Exercise directions => Take every line that has the string "icon" and copy it out.

Input rows =>
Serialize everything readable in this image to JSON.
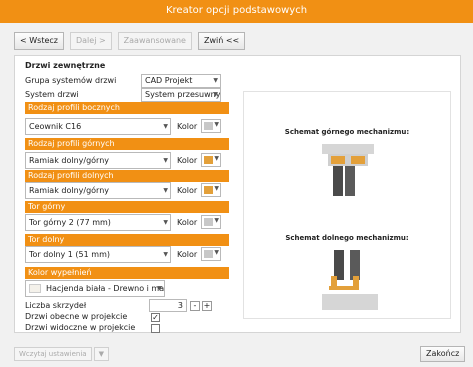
{
  "window": {
    "title": "Kreator opcji podstawowych"
  },
  "toolbar": {
    "back": "< Wstecz",
    "next": "Dalej >",
    "advanced": "Zaawansowane",
    "collapse": "Zwiń <<"
  },
  "section": {
    "title": "Drzwi zewnętrzne"
  },
  "form": {
    "system_group_label": "Grupa systemów drzwi",
    "system_group_value": "CAD Projekt",
    "door_system_label": "System drzwi",
    "door_system_value": "System przesuwny",
    "color_label": "Kolor",
    "side_profile": {
      "header": "Rodzaj profili bocznych",
      "value": "Ceownik C16",
      "color": "#c8c8c8"
    },
    "top_profile": {
      "header": "Rodzaj profili górnych",
      "value": "Ramiak dolny/górny",
      "color": "#e3a03a"
    },
    "bottom_profile": {
      "header": "Rodzaj profili dolnych",
      "value": "Ramiak dolny/górny",
      "color": "#e3a03a"
    },
    "top_track": {
      "header": "Tor górny",
      "value": "Tor górny 2 (77 mm)",
      "color": "#c8c8c8"
    },
    "bottom_track": {
      "header": "Tor dolny",
      "value": "Tor dolny 1 (51 mm)",
      "color": "#c8c8c8"
    },
    "fill_color": {
      "header": "Kolor wypełnień",
      "value": "Hacjenda biała - Drewno i mat"
    },
    "door_count_label": "Liczba skrzydeł",
    "door_count_value": "3",
    "minus": "-",
    "plus": "+",
    "door_visible_label": "Drzwi obecne w projekcie",
    "door_visible_checked": "✓",
    "door_visible_in_project_label": "Drzwi widoczne w projekcie"
  },
  "preview": {
    "top_title": "Schemat górnego mechanizmu:",
    "bottom_title": "Schemat dolnego mechanizmu:"
  },
  "footer": {
    "load_settings": "Wczytaj ustawienia",
    "finish": "Zakończ"
  },
  "colors": {
    "accent": "#f19014",
    "rail_gray": "#d6d6d6",
    "dark_panel": "#4a4a4a"
  }
}
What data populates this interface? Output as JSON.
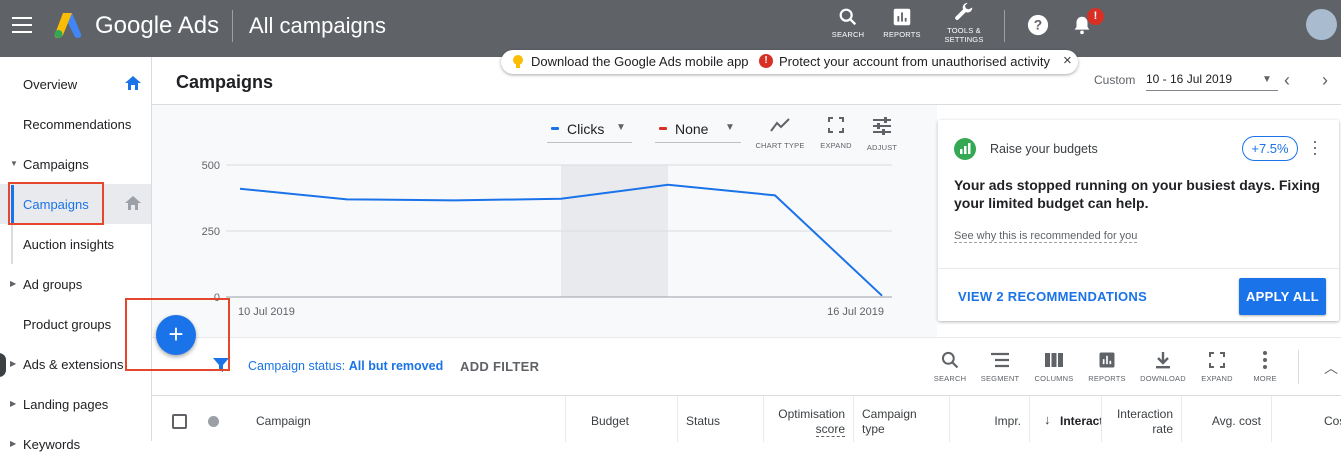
{
  "app": {
    "brand": "Google Ads",
    "page_title": "All campaigns"
  },
  "top_tools": [
    {
      "label": "SEARCH",
      "icon": "search-icon"
    },
    {
      "label": "REPORTS",
      "icon": "reports-icon"
    },
    {
      "label": "TOOLS &\nSETTINGS",
      "label1": "TOOLS &",
      "label2": "SETTINGS",
      "icon": "wrench-icon"
    }
  ],
  "help_icon": "help-icon",
  "notifications": {
    "icon": "bell-icon",
    "badge": "!"
  },
  "banner": {
    "app_msg": "Download the Google Ads mobile app",
    "security_msg": "Protect your account from unauthorised activity",
    "close": "×"
  },
  "sidebar": {
    "items": [
      {
        "label": "Overview"
      },
      {
        "label": "Recommendations"
      },
      {
        "label": "Campaigns",
        "expanded": true
      },
      {
        "label": "Campaigns",
        "active": true
      },
      {
        "label": "Auction insights"
      },
      {
        "label": "Ad groups"
      },
      {
        "label": "Product groups"
      },
      {
        "label": "Ads & extensions"
      },
      {
        "label": "Landing pages"
      },
      {
        "label": "Keywords"
      }
    ]
  },
  "header": {
    "title": "Campaigns",
    "date_label": "Custom",
    "date_range": "10 - 16 Jul 2019"
  },
  "chart_controls": {
    "metric1": "Clicks",
    "metric2": "None",
    "tools": [
      "CHART TYPE",
      "EXPAND",
      "ADJUST"
    ]
  },
  "chart_data": {
    "type": "line",
    "x": [
      "10 Jul 2019",
      "11 Jul 2019",
      "12 Jul 2019",
      "13 Jul 2019",
      "14 Jul 2019",
      "15 Jul 2019",
      "16 Jul 2019"
    ],
    "x_tick_labels": [
      "10 Jul 2019",
      "16 Jul 2019"
    ],
    "series": [
      {
        "values": [
          410,
          370,
          366,
          372,
          425,
          385,
          5
        ],
        "color": "#1a73e8"
      }
    ],
    "y_ticks": [
      0,
      250,
      500
    ],
    "ylim": [
      0,
      500
    ],
    "highlight_range": [
      "13 Jul 2019",
      "14 Jul 2019"
    ],
    "grid": true
  },
  "recommendation": {
    "title": "Raise your budgets",
    "uplift": "+7.5%",
    "body": "Your ads stopped running on your busiest days. Fixing your limited budget can help.",
    "link": "See why this is recommended for you",
    "view_label": "VIEW 2 RECOMMENDATIONS",
    "apply_label": "APPLY ALL"
  },
  "fab": {
    "label": "+"
  },
  "filter": {
    "status_label": "Campaign status:",
    "status_value": "All but removed",
    "add_filter": "ADD FILTER"
  },
  "table_tools": [
    {
      "label": "SEARCH",
      "icon": "search-icon"
    },
    {
      "label": "SEGMENT",
      "icon": "segment-icon"
    },
    {
      "label": "COLUMNS",
      "icon": "columns-icon"
    },
    {
      "label": "REPORTS",
      "icon": "reports-icon"
    },
    {
      "label": "DOWNLOAD",
      "icon": "download-icon"
    },
    {
      "label": "EXPAND",
      "icon": "expand-icon"
    },
    {
      "label": "MORE",
      "icon": "more-vert-icon"
    }
  ],
  "table": {
    "columns": [
      "Campaign",
      "Budget",
      "Status",
      "Optimisation score",
      "Campaign type",
      "Impr.",
      "Interact",
      "Interaction rate",
      "Avg. cost",
      "Cos"
    ],
    "opt1": "Optimisation",
    "opt2": "score",
    "ct1": "Campaign",
    "ct2": "type",
    "ir1": "Interaction",
    "ir2": "rate"
  }
}
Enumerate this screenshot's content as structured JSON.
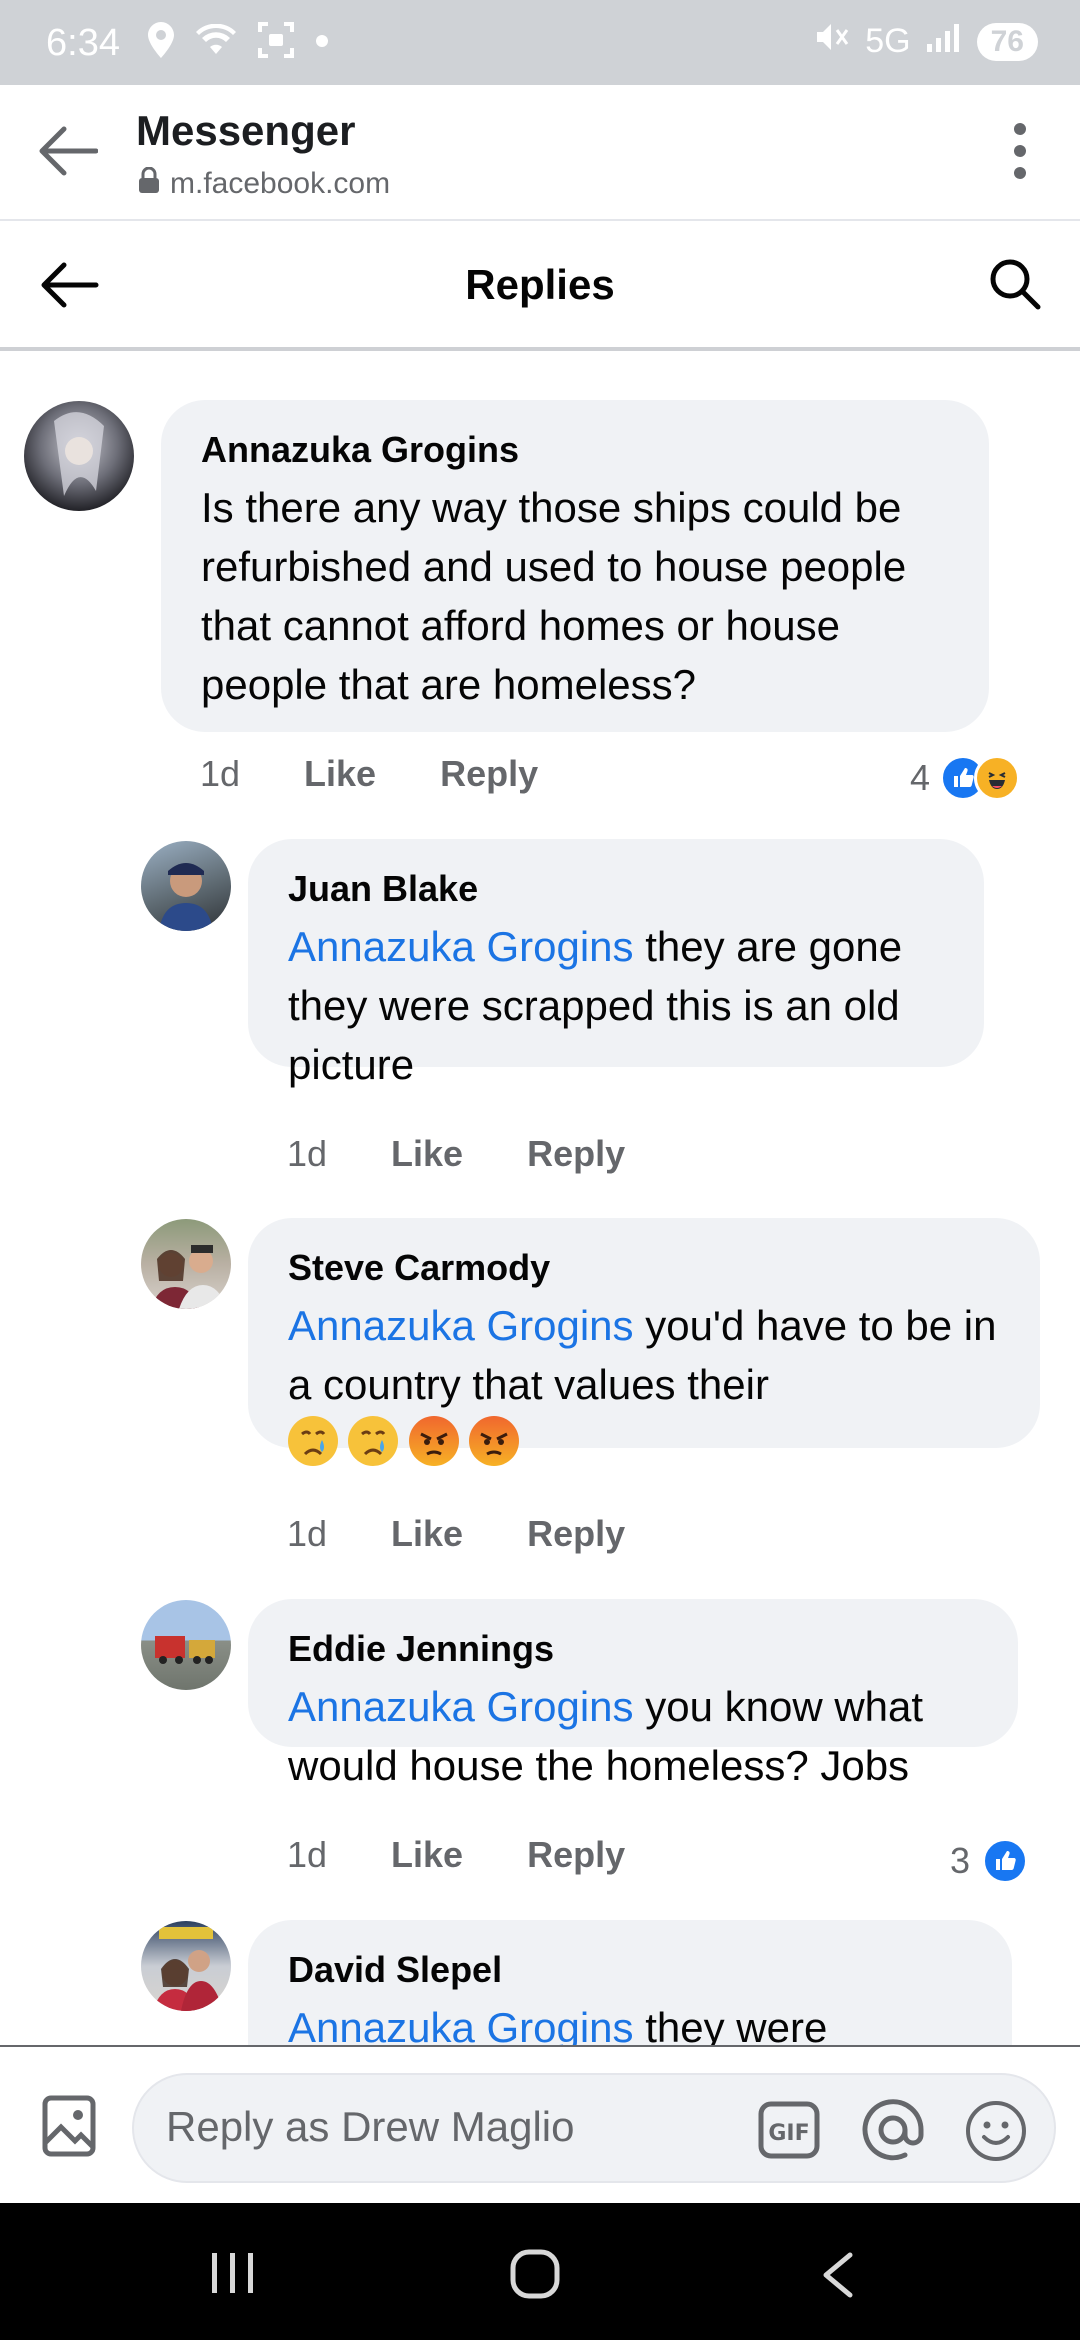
{
  "status_bar": {
    "time": "6:34",
    "network": "5G",
    "battery": "76"
  },
  "browser": {
    "title": "Messenger",
    "url": "m.facebook.com"
  },
  "header": {
    "title": "Replies"
  },
  "comments": [
    {
      "author": "Annazuka Grogins",
      "mention": "",
      "text": "Is there any way those ships could be refurbished and used to house people that cannot afford homes or house people that are homeless?",
      "time": "1d",
      "like_label": "Like",
      "reply_label": "Reply",
      "reaction_count": "4"
    },
    {
      "author": "Juan Blake",
      "mention": "Annazuka Grogins",
      "text": " they are gone they were scrapped this is an old picture",
      "time": "1d",
      "like_label": "Like",
      "reply_label": "Reply"
    },
    {
      "author": "Steve Carmody",
      "mention": "Annazuka Grogins",
      "text": " you'd have to be in a country that values their",
      "time": "1d",
      "like_label": "Like",
      "reply_label": "Reply"
    },
    {
      "author": "Eddie Jennings",
      "mention": "Annazuka Grogins",
      "text": " you know what would house the homeless? Jobs",
      "time": "1d",
      "like_label": "Like",
      "reply_label": "Reply",
      "reaction_count": "3"
    },
    {
      "author": "David Slepel",
      "mention": "Annazuka Grogins",
      "text": " they were"
    }
  ],
  "composer": {
    "placeholder": "Reply as Drew Maglio"
  },
  "colors": {
    "mention": "#1b74e4",
    "bubble": "#f0f2f5",
    "like_blue": "#1877f2"
  }
}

Exercise output =>
      "icon": "search-icon"
      "icon": "reports-icon"
      "icon": "wrench-icon"
  "help_icon": "help-icon",
    "icon": "bell-icon",
      "icon": "search-icon"
      "icon": "segment-icon"
      "icon": "columns-icon"
      "icon": "reports-icon"
      "icon": "download-icon"
      "icon": "expand-icon"
      "icon": "more-vert-icon"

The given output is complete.